* What to do
Every entry below should be repeated exactly; the pictures should not.

== Material shown ==

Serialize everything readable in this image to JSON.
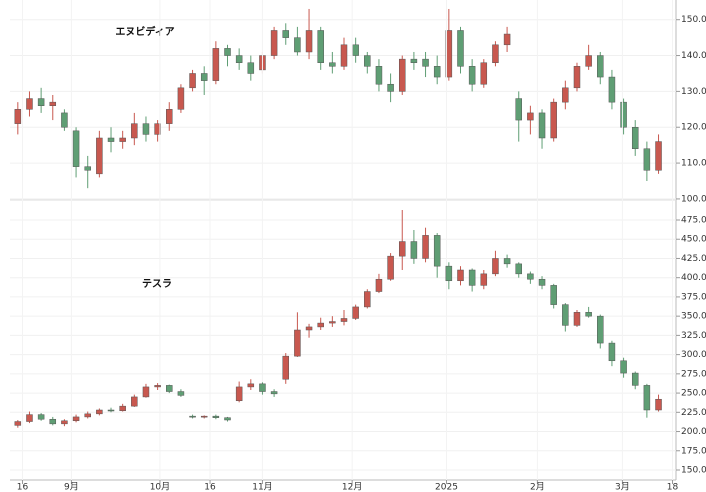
{
  "chart_data": [
    {
      "type": "candlestick",
      "title": "エヌビディア",
      "up_color": "#c8584f",
      "down_color": "#5f9e74",
      "xlim": [
        -0.5,
        56.5
      ],
      "ylim": [
        99.7,
        155.5
      ],
      "grid": true,
      "yticks": [
        {
          "value": 100,
          "label": "100.00"
        },
        {
          "value": 110,
          "label": "110.00"
        },
        {
          "value": 120,
          "label": "120.00"
        },
        {
          "value": 130,
          "label": "130.00"
        },
        {
          "value": 140,
          "label": "140.00"
        },
        {
          "value": 150,
          "label": "150.00"
        }
      ],
      "open": [
        121,
        125,
        128,
        126,
        124,
        119,
        109,
        107,
        117,
        116,
        117,
        121,
        118,
        121,
        125,
        131,
        135,
        133,
        142,
        140,
        138,
        136,
        140,
        147,
        145,
        141,
        147,
        138,
        137,
        143,
        140,
        137,
        132,
        130,
        139,
        139,
        137,
        134,
        147,
        137,
        132,
        138,
        143,
        128,
        122,
        124,
        117,
        127,
        131,
        137,
        140,
        134,
        127,
        120,
        114,
        108
      ],
      "high": [
        127,
        130,
        131,
        129,
        125,
        120,
        112,
        119,
        120,
        119,
        124,
        123,
        122,
        127,
        132,
        136,
        137,
        144,
        143,
        142,
        140,
        141,
        148,
        149,
        148,
        153,
        148,
        141,
        145,
        145,
        141,
        139,
        135,
        140,
        141,
        141,
        140,
        153,
        148,
        139,
        139,
        144,
        148,
        130,
        126,
        125,
        128,
        133,
        138,
        143,
        141,
        136,
        128,
        122,
        116,
        118
      ],
      "low": [
        118,
        123,
        124,
        122,
        119,
        106,
        103,
        106,
        113,
        114,
        115,
        116,
        116,
        119,
        124,
        130,
        129,
        132,
        137,
        136,
        133,
        135,
        139,
        143,
        140,
        139,
        136,
        135,
        136,
        138,
        135,
        130,
        127,
        129,
        136,
        134,
        132,
        133,
        135,
        130,
        131,
        137,
        141,
        116,
        118,
        114,
        116,
        125,
        130,
        136,
        132,
        125,
        118,
        112,
        105,
        107
      ],
      "close": [
        125,
        128,
        126,
        127,
        120,
        109,
        108,
        117,
        116,
        117,
        121,
        118,
        121,
        125,
        131,
        135,
        133,
        142,
        140,
        138,
        135,
        140,
        147,
        145,
        141,
        147,
        138,
        137,
        143,
        140,
        137,
        132,
        130,
        139,
        138,
        137,
        134,
        147,
        137,
        132,
        138,
        143,
        146,
        122,
        124,
        117,
        127,
        131,
        137,
        140,
        134,
        127,
        120,
        114,
        108,
        116
      ]
    },
    {
      "type": "candlestick",
      "title": "テスラ",
      "up_color": "#c8584f",
      "down_color": "#5f9e74",
      "xlim": [
        -0.5,
        56.5
      ],
      "ylim": [
        137,
        501
      ],
      "grid": true,
      "yticks": [
        {
          "value": 150,
          "label": "150.00"
        },
        {
          "value": 175,
          "label": "175.00"
        },
        {
          "value": 200,
          "label": "200.00"
        },
        {
          "value": 225,
          "label": "225.00"
        },
        {
          "value": 250,
          "label": "250.00"
        },
        {
          "value": 275,
          "label": "275.00"
        },
        {
          "value": 300,
          "label": "300.00"
        },
        {
          "value": 325,
          "label": "325.00"
        },
        {
          "value": 350,
          "label": "350.00"
        },
        {
          "value": 375,
          "label": "375.00"
        },
        {
          "value": 400,
          "label": "400.00"
        },
        {
          "value": 425,
          "label": "425.00"
        },
        {
          "value": 450,
          "label": "450.00"
        },
        {
          "value": 475,
          "label": "475.00"
        }
      ],
      "xticks": [
        {
          "value": 0.4,
          "label": "16"
        },
        {
          "value": 4.6,
          "label": "9月"
        },
        {
          "value": 12.2,
          "label": "10月"
        },
        {
          "value": 16.5,
          "label": "16"
        },
        {
          "value": 21,
          "label": "11月"
        },
        {
          "value": 28.7,
          "label": "12月"
        },
        {
          "value": 36.8,
          "label": "2025"
        },
        {
          "value": 44.6,
          "label": "2月"
        },
        {
          "value": 51.9,
          "label": "3月"
        },
        {
          "value": 56.2,
          "label": "18"
        }
      ],
      "open": [
        208,
        213,
        222,
        216,
        210,
        214,
        219,
        223,
        228,
        227,
        233,
        245,
        258,
        260,
        252,
        220,
        219,
        220,
        218,
        240,
        258,
        262,
        252,
        268,
        298,
        332,
        336,
        341,
        343,
        347,
        362,
        382,
        398,
        428,
        447,
        425,
        455,
        415,
        396,
        410,
        390,
        405,
        425,
        418,
        405,
        398,
        390,
        365,
        338,
        355,
        350,
        315,
        292,
        276,
        260,
        228
      ],
      "high": [
        215,
        226,
        224,
        219,
        216,
        222,
        226,
        230,
        231,
        236,
        248,
        262,
        263,
        261,
        255,
        222,
        221,
        222,
        219,
        265,
        268,
        264,
        255,
        302,
        355,
        340,
        348,
        350,
        358,
        365,
        385,
        405,
        432,
        488,
        462,
        465,
        458,
        420,
        415,
        412,
        410,
        435,
        430,
        420,
        408,
        402,
        392,
        367,
        358,
        362,
        352,
        318,
        296,
        278,
        262,
        248
      ],
      "low": [
        205,
        211,
        214,
        208,
        207,
        212,
        217,
        221,
        225,
        226,
        232,
        244,
        254,
        250,
        245,
        217,
        217,
        216,
        213,
        238,
        254,
        248,
        245,
        262,
        297,
        322,
        332,
        336,
        338,
        345,
        360,
        380,
        396,
        410,
        418,
        420,
        400,
        385,
        390,
        382,
        385,
        402,
        413,
        400,
        392,
        385,
        360,
        330,
        336,
        348,
        308,
        285,
        270,
        255,
        218,
        226
      ],
      "close": [
        213,
        222,
        216,
        210,
        214,
        219,
        223,
        228,
        227,
        233,
        245,
        258,
        260,
        252,
        247,
        219,
        220,
        218,
        215,
        258,
        262,
        252,
        249,
        298,
        332,
        336,
        341,
        343,
        347,
        362,
        382,
        398,
        428,
        447,
        425,
        455,
        415,
        396,
        410,
        390,
        405,
        425,
        418,
        405,
        398,
        390,
        365,
        338,
        355,
        350,
        315,
        292,
        276,
        260,
        228,
        242
      ]
    }
  ]
}
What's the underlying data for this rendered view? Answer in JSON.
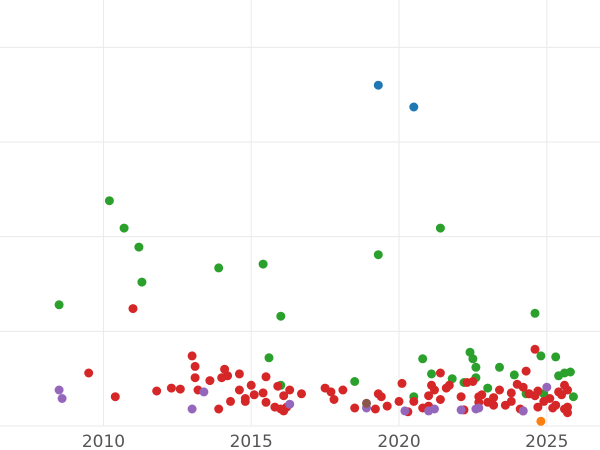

===

* Solved exercise
Serialize everything readable in this image to JSON.
{
  "chart_data": [
    {
      "type": "candlestick",
      "title": "エヌビディア",
      "up_color": "#c8584f",
      "down_color": "#5f9e74",
      "xlim": [
        -0.5,
        56.5
      ],
      "ylim": [
        99.7,
        155.5
      ],
      "grid": true,
      "yticks": [
        {
          "value": 100,
          "label": "100.00"
        },
        {
          "value": 110,
          "label": "110.00"
        },
        {
          "value": 120,
          "label": "120.00"
        },
        {
          "value": 130,
          "label": "130.00"
        },
        {
          "value": 140,
          "label": "140.00"
        },
        {
          "value": 150,
          "label": "150.00"
        }
      ],
      "open": [
        121,
        125,
        128,
        126,
        124,
        119,
        109,
        107,
        117,
        116,
        117,
        121,
        118,
        121,
        125,
        131,
        135,
        133,
        142,
        140,
        138,
        136,
        140,
        147,
        145,
        141,
        147,
        138,
        137,
        143,
        140,
        137,
        132,
        130,
        139,
        139,
        137,
        134,
        147,
        137,
        132,
        138,
        143,
        128,
        122,
        124,
        117,
        127,
        131,
        137,
        140,
        134,
        127,
        120,
        114,
        108
      ],
      "high": [
        127,
        130,
        131,
        129,
        125,
        120,
        112,
        119,
        120,
        119,
        124,
        123,
        122,
        127,
        132,
        136,
        137,
        144,
        143,
        142,
        140,
        141,
        148,
        149,
        148,
        153,
        148,
        141,
        145,
        145,
        141,
        139,
        135,
        140,
        141,
        141,
        140,
        153,
        148,
        139,
        139,
        144,
        148,
        130,
        126,
        125,
        128,
        133,
        138,
        143,
        141,
        136,
        128,
        122,
        116,
        118
      ],
      "low": [
        118,
        123,
        124,
        122,
        119,
        106,
        103,
        106,
        113,
        114,
        115,
        116,
        116,
        119,
        124,
        130,
        129,
        132,
        137,
        136,
        133,
        135,
        139,
        143,
        140,
        139,
        136,
        135,
        136,
        138,
        135,
        130,
        127,
        129,
        136,
        134,
        132,
        133,
        135,
        130,
        131,
        137,
        141,
        116,
        118,
        114,
        116,
        125,
        130,
        136,
        132,
        125,
        118,
        112,
        105,
        107
      ],
      "close": [
        125,
        128,
        126,
        127,
        120,
        109,
        108,
        117,
        116,
        117,
        121,
        118,
        121,
        125,
        131,
        135,
        133,
        142,
        140,
        138,
        135,
        140,
        147,
        145,
        141,
        147,
        138,
        137,
        143,
        140,
        137,
        132,
        130,
        139,
        138,
        137,
        134,
        147,
        137,
        132,
        138,
        143,
        146,
        122,
        124,
        117,
        127,
        131,
        137,
        140,
        134,
        127,
        120,
        114,
        108,
        116
      ]
    },
    {
      "type": "candlestick",
      "title": "テスラ",
      "up_color": "#c8584f",
      "down_color": "#5f9e74",
      "xlim": [
        -0.5,
        56.5
      ],
      "ylim": [
        137,
        501
      ],
      "grid": true,
      "yticks": [
        {
          "value": 150,
          "label": "150.00"
        },
        {
          "value": 175,
          "label": "175.00"
        },
        {
          "value": 200,
          "label": "200.00"
        },
        {
          "value": 225,
          "label": "225.00"
        },
        {
          "value": 250,
          "label": "250.00"
        },
        {
          "value": 275,
          "label": "275.00"
        },
        {
          "value": 300,
          "label": "300.00"
        },
        {
          "value": 325,
          "label": "325.00"
        },
        {
          "value": 350,
          "label": "350.00"
        },
        {
          "value": 375,
          "label": "375.00"
        },
        {
          "value": 400,
          "label": "400.00"
        },
        {
          "value": 425,
          "label": "425.00"
        },
        {
          "value": 450,
          "label": "450.00"
        },
        {
          "value": 475,
          "label": "475.00"
        }
      ],
      "xticks": [
        {
          "value": 0.4,
          "label": "16"
        },
        {
          "value": 4.6,
          "label": "9月"
        },
        {
          "value": 12.2,
          "label": "10月"
        },
        {
          "value": 16.5,
          "label": "16"
        },
        {
          "value": 21,
          "label": "11月"
        },
        {
          "value": 28.7,
          "label": "12月"
        },
        {
          "value": 36.8,
          "label": "2025"
        },
        {
          "value": 44.6,
          "label": "2月"
        },
        {
          "value": 51.9,
          "label": "3月"
        },
        {
          "value": 56.2,
          "label": "18"
        }
      ],
      "open": [
        208,
        213,
        222,
        216,
        210,
        214,
        219,
        223,
        228,
        227,
        233,
        245,
        258,
        260,
        252,
        220,
        219,
        220,
        218,
        240,
        258,
        262,
        252,
        268,
        298,
        332,
        336,
        341,
        343,
        347,
        362,
        382,
        398,
        428,
        447,
        425,
        455,
        415,
        396,
        410,
        390,
        405,
        425,
        418,
        405,
        398,
        390,
        365,
        338,
        355,
        350,
        315,
        292,
        276,
        260,
        228
      ],
      "high": [
        215,
        226,
        224,
        219,
        216,
        222,
        226,
        230,
        231,
        236,
        248,
        262,
        263,
        261,
        255,
        222,
        221,
        222,
        219,
        265,
        268,
        264,
        255,
        302,
        355,
        340,
        348,
        350,
        358,
        365,
        385,
        405,
        432,
        488,
        462,
        465,
        458,
        420,
        415,
        412,
        410,
        435,
        430,
        420,
        408,
        402,
        392,
        367,
        358,
        362,
        352,
        318,
        296,
        278,
        262,
        248
      ],
      "low": [
        205,
        211,
        214,
        208,
        207,
        212,
        217,
        221,
        225,
        226,
        232,
        244,
        254,
        250,
        245,
        217,
        217,
        216,
        213,
        238,
        254,
        248,
        245,
        262,
        297,
        322,
        332,
        336,
        338,
        345,
        360,
        380,
        396,
        410,
        418,
        420,
        400,
        385,
        390,
        382,
        385,
        402,
        413,
        400,
        392,
        385,
        360,
        330,
        336,
        348,
        308,
        285,
        270,
        255,
        218,
        226
      ],
      "close": [
        213,
        222,
        216,
        210,
        214,
        219,
        223,
        228,
        227,
        233,
        245,
        258,
        260,
        252,
        247,
        219,
        220,
        218,
        215,
        258,
        262,
        252,
        249,
        298,
        332,
        336,
        341,
        343,
        347,
        362,
        382,
        398,
        428,
        447,
        425,
        455,
        415,
        396,
        410,
        390,
        405,
        425,
        418,
        405,
        398,
        390,
        365,
        338,
        355,
        350,
        315,
        292,
        276,
        260,
        228,
        242
      ]
    }
  ]
}
What's the underlying data for this rendered view? Answer in JSON.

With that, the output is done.